-- YOUR GOAL --
Search the data for the word "JSON". Reproduce every line where it is found.

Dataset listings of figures
______________________________

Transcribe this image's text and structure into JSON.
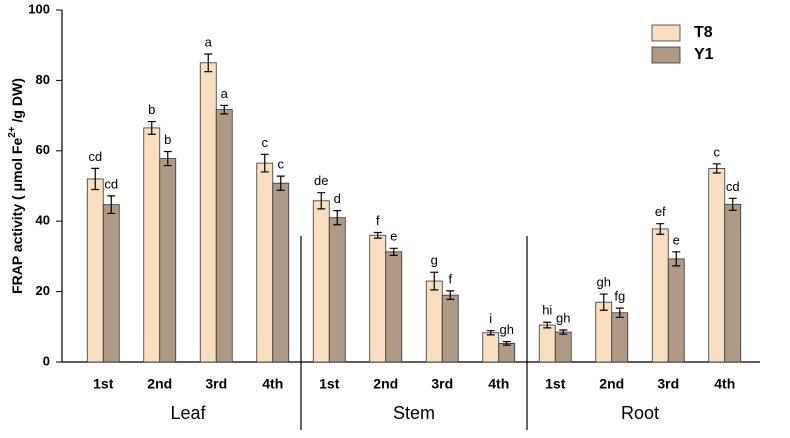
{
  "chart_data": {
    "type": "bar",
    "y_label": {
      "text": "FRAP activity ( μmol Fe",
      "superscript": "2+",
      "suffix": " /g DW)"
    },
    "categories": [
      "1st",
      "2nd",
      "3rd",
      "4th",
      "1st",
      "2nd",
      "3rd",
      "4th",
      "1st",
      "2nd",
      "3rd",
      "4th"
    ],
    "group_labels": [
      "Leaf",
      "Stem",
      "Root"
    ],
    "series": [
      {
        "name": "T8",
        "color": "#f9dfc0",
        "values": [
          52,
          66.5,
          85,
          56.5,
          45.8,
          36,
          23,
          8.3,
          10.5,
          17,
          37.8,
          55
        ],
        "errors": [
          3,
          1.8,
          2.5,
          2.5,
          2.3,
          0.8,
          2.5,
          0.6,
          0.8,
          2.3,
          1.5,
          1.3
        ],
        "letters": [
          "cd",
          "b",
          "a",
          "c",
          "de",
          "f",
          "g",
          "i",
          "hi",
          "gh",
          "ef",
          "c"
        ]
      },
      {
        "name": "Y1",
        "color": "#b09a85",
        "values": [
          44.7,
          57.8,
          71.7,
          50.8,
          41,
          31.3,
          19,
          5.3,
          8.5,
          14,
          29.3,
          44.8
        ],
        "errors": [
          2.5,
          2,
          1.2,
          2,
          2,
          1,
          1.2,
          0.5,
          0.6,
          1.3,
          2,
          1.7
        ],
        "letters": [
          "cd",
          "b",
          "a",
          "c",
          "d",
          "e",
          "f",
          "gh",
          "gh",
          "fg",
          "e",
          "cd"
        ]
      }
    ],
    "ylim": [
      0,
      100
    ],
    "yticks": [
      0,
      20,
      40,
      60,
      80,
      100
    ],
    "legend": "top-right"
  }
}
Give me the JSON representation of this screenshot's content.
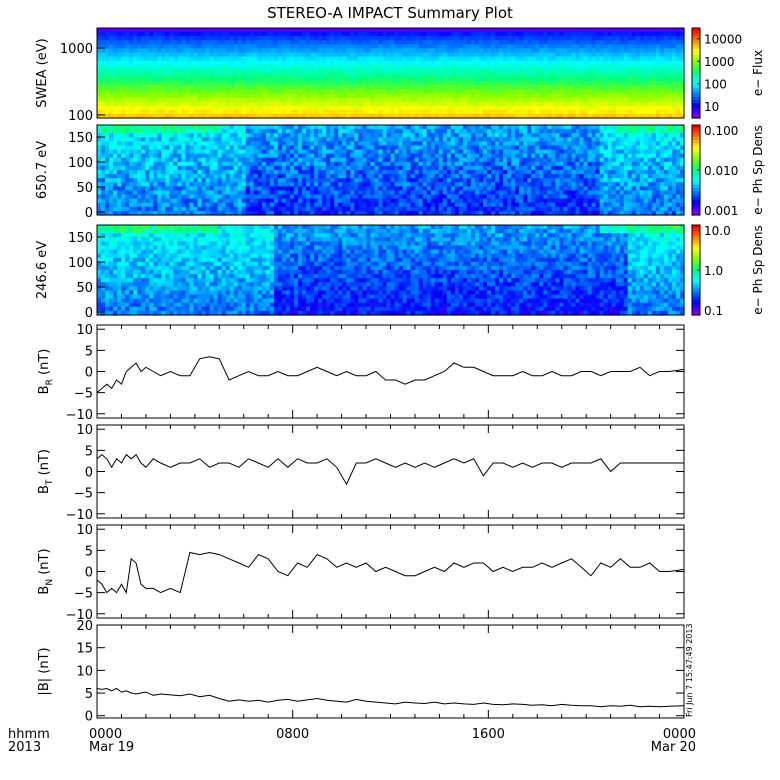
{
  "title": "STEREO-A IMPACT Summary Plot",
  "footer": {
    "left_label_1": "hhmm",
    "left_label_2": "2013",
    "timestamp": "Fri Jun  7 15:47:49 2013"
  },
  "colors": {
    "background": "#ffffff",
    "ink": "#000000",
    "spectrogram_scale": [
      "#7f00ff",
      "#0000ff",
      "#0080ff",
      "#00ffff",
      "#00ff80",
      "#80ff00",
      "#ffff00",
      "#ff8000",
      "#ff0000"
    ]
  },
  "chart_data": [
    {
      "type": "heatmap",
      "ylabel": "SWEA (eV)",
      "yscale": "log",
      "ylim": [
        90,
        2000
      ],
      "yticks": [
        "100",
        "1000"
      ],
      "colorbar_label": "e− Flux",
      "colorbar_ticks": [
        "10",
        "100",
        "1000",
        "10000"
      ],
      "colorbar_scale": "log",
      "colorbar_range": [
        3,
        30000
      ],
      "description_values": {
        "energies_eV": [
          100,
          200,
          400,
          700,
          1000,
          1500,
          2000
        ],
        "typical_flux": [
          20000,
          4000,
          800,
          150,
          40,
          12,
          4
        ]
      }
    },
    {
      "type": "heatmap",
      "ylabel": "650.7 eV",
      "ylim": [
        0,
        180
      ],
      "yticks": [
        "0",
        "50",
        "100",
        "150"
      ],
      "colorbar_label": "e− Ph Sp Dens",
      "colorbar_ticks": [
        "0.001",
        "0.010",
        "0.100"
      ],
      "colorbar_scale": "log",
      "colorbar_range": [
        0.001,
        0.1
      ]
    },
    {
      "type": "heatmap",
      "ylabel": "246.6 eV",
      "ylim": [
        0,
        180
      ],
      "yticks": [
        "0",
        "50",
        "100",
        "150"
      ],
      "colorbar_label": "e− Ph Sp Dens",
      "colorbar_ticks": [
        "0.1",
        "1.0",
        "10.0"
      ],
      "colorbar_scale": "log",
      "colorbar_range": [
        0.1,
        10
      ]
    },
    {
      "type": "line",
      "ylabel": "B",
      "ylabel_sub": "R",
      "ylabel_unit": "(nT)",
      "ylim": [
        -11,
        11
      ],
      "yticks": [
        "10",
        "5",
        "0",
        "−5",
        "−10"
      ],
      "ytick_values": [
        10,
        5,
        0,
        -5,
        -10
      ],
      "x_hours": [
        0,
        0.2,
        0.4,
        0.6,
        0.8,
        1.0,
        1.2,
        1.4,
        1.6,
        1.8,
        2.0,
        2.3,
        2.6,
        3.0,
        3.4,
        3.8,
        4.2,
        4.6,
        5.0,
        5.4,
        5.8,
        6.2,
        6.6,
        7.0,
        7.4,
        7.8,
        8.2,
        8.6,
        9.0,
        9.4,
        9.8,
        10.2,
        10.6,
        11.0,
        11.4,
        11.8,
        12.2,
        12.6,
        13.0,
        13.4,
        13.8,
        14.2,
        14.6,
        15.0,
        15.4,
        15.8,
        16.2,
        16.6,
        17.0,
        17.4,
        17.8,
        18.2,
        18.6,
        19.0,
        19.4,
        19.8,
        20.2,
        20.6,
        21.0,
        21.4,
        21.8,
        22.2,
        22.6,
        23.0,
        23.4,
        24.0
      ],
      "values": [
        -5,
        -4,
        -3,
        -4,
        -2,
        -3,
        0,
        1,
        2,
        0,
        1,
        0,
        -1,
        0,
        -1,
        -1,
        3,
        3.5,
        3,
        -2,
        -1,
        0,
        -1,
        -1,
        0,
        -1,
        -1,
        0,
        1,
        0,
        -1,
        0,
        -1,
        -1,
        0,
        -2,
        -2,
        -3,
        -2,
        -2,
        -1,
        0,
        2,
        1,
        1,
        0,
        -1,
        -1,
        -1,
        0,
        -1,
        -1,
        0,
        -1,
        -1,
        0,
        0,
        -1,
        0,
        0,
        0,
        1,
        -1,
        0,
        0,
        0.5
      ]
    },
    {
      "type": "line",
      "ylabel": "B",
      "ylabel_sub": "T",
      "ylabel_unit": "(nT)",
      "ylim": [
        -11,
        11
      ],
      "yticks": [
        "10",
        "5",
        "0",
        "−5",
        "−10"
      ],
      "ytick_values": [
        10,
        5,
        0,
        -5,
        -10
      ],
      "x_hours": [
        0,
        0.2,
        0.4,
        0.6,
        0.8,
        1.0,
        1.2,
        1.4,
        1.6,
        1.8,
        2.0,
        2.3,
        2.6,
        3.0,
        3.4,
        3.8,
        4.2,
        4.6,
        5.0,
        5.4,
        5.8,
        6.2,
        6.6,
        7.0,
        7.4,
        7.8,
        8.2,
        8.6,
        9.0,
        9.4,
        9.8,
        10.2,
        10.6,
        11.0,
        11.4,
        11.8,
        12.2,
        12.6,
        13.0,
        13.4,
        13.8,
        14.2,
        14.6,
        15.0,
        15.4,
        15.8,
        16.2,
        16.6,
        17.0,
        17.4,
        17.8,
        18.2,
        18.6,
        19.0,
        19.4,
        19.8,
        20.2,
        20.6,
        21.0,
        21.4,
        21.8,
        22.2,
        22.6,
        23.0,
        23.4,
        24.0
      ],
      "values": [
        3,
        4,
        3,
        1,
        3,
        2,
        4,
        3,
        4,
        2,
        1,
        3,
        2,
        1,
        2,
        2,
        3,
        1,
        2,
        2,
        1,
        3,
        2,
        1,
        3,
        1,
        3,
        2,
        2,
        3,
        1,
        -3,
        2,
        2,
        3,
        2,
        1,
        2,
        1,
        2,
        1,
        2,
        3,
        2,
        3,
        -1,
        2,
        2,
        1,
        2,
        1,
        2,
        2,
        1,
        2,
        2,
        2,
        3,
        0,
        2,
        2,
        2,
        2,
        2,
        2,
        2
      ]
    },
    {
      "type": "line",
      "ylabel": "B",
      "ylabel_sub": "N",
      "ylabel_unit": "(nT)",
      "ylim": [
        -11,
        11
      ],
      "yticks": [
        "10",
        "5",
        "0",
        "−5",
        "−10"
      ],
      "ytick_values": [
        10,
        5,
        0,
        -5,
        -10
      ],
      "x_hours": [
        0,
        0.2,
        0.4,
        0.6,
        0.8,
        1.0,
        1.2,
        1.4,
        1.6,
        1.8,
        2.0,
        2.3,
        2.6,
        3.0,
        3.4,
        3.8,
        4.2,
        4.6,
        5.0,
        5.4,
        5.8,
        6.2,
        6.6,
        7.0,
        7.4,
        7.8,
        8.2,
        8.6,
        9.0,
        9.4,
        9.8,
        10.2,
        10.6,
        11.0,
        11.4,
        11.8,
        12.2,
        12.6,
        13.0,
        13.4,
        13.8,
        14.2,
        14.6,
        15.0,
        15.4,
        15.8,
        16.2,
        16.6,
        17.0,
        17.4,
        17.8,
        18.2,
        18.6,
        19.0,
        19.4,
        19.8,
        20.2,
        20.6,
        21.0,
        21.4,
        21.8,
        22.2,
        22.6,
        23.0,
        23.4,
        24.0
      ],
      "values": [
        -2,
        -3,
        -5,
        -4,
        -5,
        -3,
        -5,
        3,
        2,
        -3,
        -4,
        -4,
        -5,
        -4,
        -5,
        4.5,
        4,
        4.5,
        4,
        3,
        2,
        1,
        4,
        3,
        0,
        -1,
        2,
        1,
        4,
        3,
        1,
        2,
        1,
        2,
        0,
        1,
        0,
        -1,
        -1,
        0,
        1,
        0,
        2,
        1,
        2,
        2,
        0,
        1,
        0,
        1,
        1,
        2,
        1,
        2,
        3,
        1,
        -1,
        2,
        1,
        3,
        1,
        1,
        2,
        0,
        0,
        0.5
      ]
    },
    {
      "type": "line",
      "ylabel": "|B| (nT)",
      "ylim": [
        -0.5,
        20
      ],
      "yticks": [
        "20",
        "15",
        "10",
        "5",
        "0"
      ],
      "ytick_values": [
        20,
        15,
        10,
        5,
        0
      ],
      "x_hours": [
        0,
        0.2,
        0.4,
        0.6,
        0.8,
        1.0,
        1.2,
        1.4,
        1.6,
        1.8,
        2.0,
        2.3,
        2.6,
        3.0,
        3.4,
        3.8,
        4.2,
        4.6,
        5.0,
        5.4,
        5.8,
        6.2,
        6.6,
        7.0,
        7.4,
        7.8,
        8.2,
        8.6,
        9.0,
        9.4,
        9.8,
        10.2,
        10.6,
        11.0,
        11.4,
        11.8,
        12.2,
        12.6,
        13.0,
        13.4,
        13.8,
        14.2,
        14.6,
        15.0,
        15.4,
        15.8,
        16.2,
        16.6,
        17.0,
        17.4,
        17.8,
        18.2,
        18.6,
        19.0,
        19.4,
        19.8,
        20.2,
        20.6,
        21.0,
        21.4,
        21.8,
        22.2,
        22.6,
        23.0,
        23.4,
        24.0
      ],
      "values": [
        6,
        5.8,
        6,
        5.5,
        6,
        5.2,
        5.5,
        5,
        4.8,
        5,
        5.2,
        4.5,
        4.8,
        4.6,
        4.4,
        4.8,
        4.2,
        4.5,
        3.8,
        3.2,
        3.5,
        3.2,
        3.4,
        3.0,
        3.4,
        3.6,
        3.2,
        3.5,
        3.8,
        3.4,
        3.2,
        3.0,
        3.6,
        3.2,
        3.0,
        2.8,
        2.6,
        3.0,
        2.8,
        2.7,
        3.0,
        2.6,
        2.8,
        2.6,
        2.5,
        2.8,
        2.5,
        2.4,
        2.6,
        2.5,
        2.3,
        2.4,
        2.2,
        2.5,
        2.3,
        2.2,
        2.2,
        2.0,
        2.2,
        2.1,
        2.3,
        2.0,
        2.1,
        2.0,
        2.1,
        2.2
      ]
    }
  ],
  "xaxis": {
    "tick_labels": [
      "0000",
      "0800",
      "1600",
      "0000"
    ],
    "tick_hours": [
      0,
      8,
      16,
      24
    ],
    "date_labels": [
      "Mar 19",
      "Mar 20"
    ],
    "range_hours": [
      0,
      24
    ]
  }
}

______________________________

-- COMPLETE RESPONSE --
Transcribe this image's text and structure into JSON.
Give me the JSON representation of this screenshot's content.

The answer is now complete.